(Study text)
The Irish High Court has ruled that the definition of ‘child’ for the purposes of family reunification under Section 56 (9) of the International Protection Act 2015 (2015 Act) is not confined to a biological child.
The applicant in this case, Mr X, was granted subsidiary protection in 2014 and then applied for family reunification for his two children. He was asked to undergo a DNA test to establish his paternity of the children and while he initially agreed, he then declined out of fear that his wife may have been unfaithful and the children may not be his. As a result, his application was unsuccessful. His second application, made under Section 56 of the 2015 Act, was also refused on the basis of the first decision.
Mr X sought an order from the High Court quashing the decision by the Minister to refuse the application. In its decision, the Court primarily dealt with the definition of the ‘child’ under Section 56 (9).
The first issue concerned whether Mr X could legally challenge the Minister’s decision. It is provided in Section 56 (1) of the 2015 Act that a reunification order may be made in relation to ‘a member of the family of the sponsor’, the definition of which includes “(d) a child of the sponsor who, on the date of the application…is under the age of 18 years and is not married”.
(End Study text)
(Entries supplied)
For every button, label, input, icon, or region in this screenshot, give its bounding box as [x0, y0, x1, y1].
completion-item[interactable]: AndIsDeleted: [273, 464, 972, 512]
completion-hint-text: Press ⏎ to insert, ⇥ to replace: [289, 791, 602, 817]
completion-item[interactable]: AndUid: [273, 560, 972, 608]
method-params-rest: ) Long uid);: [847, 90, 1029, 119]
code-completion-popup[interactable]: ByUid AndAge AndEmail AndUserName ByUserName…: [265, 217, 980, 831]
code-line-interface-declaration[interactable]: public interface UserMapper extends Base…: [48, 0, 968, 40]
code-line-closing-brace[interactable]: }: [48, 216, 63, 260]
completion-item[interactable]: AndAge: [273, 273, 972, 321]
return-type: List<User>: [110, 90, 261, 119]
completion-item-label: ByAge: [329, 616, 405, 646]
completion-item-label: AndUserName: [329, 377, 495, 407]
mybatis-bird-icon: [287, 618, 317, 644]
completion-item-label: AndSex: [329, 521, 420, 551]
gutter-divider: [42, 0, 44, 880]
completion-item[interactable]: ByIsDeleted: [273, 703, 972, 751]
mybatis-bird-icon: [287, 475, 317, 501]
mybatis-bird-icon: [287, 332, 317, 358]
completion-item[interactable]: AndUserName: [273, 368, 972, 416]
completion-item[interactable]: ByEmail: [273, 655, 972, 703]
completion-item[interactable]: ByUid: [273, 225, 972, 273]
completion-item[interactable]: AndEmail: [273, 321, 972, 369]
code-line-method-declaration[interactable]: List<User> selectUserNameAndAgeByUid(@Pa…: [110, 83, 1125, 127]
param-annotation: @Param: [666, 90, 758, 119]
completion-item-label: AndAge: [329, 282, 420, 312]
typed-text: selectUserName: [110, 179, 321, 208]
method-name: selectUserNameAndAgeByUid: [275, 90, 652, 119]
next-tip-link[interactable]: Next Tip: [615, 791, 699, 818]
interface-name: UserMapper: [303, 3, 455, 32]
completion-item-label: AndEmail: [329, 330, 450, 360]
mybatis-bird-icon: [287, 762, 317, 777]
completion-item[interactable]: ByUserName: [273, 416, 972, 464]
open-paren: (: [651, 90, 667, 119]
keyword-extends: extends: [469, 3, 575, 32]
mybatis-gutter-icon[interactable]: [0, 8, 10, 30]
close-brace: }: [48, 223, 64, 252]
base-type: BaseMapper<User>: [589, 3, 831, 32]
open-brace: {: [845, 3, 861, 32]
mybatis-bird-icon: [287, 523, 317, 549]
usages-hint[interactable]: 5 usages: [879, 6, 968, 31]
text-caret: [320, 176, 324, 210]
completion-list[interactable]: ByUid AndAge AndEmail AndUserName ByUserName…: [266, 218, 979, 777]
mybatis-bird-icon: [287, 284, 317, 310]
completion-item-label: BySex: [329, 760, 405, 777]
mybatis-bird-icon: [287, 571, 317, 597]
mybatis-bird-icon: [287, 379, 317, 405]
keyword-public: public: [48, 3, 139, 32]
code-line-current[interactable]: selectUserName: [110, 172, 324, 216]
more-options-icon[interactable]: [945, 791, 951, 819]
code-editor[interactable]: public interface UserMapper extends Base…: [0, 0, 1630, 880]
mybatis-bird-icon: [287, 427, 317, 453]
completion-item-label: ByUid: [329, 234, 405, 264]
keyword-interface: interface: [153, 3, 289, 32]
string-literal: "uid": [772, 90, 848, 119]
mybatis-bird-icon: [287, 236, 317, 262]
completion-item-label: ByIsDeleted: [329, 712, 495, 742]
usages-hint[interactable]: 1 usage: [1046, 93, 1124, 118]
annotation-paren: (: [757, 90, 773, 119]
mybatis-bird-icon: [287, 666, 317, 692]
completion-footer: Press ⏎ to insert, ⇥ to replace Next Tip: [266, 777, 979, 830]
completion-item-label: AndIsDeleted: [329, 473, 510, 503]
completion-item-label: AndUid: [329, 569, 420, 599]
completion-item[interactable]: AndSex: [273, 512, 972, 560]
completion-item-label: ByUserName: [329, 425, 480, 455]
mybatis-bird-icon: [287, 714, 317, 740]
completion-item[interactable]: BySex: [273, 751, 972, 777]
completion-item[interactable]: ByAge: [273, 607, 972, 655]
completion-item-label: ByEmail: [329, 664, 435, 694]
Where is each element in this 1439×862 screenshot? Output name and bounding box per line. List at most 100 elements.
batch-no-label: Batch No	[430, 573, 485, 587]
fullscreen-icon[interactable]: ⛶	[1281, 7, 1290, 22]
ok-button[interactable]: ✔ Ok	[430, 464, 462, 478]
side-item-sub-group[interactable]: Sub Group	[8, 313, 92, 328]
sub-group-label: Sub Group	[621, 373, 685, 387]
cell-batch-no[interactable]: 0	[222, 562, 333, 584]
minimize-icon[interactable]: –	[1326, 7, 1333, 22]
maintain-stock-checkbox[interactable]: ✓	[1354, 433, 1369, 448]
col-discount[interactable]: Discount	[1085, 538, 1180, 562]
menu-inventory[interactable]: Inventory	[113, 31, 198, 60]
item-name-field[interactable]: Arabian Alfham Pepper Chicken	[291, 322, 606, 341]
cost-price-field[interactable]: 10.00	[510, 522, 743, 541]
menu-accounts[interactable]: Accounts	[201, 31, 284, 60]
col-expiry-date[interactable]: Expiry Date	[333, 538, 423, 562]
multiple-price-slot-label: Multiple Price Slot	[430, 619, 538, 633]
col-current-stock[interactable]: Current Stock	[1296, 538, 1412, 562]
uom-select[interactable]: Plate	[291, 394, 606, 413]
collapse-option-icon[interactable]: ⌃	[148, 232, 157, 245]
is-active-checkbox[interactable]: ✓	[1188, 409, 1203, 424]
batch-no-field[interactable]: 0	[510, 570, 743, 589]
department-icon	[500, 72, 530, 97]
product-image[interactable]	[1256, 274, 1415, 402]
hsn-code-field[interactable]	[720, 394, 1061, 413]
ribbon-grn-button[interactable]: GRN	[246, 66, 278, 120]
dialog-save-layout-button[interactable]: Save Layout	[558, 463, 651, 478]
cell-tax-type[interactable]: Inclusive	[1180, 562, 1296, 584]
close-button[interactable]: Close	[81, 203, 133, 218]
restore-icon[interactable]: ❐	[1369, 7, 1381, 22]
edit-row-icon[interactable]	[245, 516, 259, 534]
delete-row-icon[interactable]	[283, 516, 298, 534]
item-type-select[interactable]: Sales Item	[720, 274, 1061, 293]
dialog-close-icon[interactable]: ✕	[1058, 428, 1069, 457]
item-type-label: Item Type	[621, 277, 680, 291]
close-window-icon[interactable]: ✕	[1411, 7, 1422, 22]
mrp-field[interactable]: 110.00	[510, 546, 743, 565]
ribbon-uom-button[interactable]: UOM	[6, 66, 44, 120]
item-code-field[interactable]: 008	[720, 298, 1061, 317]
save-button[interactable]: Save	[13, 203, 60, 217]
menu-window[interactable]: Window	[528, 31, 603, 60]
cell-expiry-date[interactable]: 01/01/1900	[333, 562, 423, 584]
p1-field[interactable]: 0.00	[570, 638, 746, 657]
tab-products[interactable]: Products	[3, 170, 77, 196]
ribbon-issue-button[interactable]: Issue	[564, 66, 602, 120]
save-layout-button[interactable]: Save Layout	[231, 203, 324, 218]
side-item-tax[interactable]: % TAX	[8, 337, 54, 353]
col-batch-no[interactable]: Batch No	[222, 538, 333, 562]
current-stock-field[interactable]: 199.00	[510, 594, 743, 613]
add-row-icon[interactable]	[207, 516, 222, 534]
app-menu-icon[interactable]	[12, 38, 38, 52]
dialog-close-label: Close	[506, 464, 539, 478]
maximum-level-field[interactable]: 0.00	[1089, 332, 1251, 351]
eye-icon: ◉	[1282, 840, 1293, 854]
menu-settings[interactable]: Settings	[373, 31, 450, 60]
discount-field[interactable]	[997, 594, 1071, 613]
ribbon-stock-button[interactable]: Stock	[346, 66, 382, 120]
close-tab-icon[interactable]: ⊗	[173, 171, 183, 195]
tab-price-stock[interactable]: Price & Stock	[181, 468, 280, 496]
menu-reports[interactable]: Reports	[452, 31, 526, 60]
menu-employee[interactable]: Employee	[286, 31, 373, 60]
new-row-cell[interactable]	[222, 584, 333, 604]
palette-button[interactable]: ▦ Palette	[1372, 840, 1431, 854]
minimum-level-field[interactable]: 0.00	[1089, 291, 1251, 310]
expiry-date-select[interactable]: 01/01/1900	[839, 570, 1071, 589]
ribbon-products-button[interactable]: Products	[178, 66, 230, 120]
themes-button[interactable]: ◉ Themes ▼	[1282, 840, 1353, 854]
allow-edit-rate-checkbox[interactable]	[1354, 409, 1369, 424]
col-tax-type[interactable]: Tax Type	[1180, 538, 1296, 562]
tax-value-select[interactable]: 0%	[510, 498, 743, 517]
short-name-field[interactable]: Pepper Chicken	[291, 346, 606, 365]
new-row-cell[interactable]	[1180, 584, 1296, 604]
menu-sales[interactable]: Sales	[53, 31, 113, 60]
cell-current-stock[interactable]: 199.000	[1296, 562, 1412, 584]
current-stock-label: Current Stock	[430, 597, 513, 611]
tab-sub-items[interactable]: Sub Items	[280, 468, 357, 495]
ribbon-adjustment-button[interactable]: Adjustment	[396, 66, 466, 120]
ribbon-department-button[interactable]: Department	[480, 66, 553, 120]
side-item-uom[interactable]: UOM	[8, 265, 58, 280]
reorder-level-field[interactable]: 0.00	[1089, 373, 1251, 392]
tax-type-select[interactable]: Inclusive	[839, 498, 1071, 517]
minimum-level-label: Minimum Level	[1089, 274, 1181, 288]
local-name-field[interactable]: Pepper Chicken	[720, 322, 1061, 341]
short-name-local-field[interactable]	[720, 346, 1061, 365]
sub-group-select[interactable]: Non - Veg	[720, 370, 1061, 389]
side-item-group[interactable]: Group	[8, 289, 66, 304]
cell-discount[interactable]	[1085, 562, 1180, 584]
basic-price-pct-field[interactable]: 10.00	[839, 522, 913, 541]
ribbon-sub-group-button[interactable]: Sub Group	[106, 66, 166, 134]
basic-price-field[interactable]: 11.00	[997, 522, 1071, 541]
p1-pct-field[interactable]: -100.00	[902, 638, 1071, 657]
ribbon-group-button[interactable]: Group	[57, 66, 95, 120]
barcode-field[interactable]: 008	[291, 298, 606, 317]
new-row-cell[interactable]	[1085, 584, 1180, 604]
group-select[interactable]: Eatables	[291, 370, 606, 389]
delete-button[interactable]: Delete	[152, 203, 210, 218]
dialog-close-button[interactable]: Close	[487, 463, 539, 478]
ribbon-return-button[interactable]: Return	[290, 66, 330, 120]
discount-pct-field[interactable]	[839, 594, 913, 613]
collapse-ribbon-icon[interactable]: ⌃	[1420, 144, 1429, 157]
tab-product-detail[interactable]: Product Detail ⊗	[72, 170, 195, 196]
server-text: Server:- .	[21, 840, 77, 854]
(End Entries supplied)
**Activities**
• a. Duplicate everything in the passage on the family reunification ruling from "The Irish High" down to "the first decision.".
• b. For each statement about the passage on the family reunification ruling, state whether it agrees with the passage (yes or no) and quote the words that decide it: (i) Mr X was granted subsidiary protection in 2014. (ii) Mr X underwent the DNA test to establish his paternity of the children. (iii) Mr X's second application was made under Section 56 of the 2015 Act.
• c. Resume the passage on the family reunification ruling after its last sentence, and carry it forward.

**Results by task**
• a.
The Irish High Court has ruled that the definition of ‘child’ for the purposes of family reunification under Section 56 (9) of the International Protection Act 2015 (2015 Act) is not confined to a biological child.
The applicant in this case, Mr X, was granted subsidiary protection in 2014 and then applied for family reunification for his two children. He was asked to undergo a DNA test to establish his paternity of the children and while he initially agreed, he then declined out of fear that his wife may have been unfaithful and the children may not be his. As a result, his application was unsuccessful. His second application, made under Section 56 of the 2015 Act, was also refused on the basis of the first decision.

• b.
(i) Yes: "Mr X, was granted subsidiary protection in 2014"
(ii) No: "while he initially agreed, he then declined out of fear that his wife may have been unfaithful and the children may not be his"
(iii) Yes: "His second application, made under Section 56 of the 2015 Act, was also refused"

• c.
The Court held that as the term ‘child’ was not defined, there was no basis to refuse an application, even if the children were not the biological children of Mr X. The Court stated that if the children in Mr X’s application were the biological children of another man, they could still be described as a ‘child’ of Mr X for the purposes of the application and in accordance with the 2015 Act. The Court emphasised that the term ‘child’ bears a wider meaning than a biological child in this context. The Court therefore held that the issue in this case stemmed from the Minister’s error in proceeding on the basis that Section 56 (9) (d) of the 2015 Act required that a sponsor be the natural parent of a child.
Secondly, the Court held that this application was governed solely by domestic law and did not fall under any European Directive.
In its concluding remarks, the Court discussed how Section 56 (3) of the 2015 Act requires a sponsor to ‘cooperate fully’ and ruled that failing to provide a DNA sample did not necessarily amount to failure to ‘cooperate fully’. It distinguished between inviting someone to undertake a DNA test and requiring a DNA test.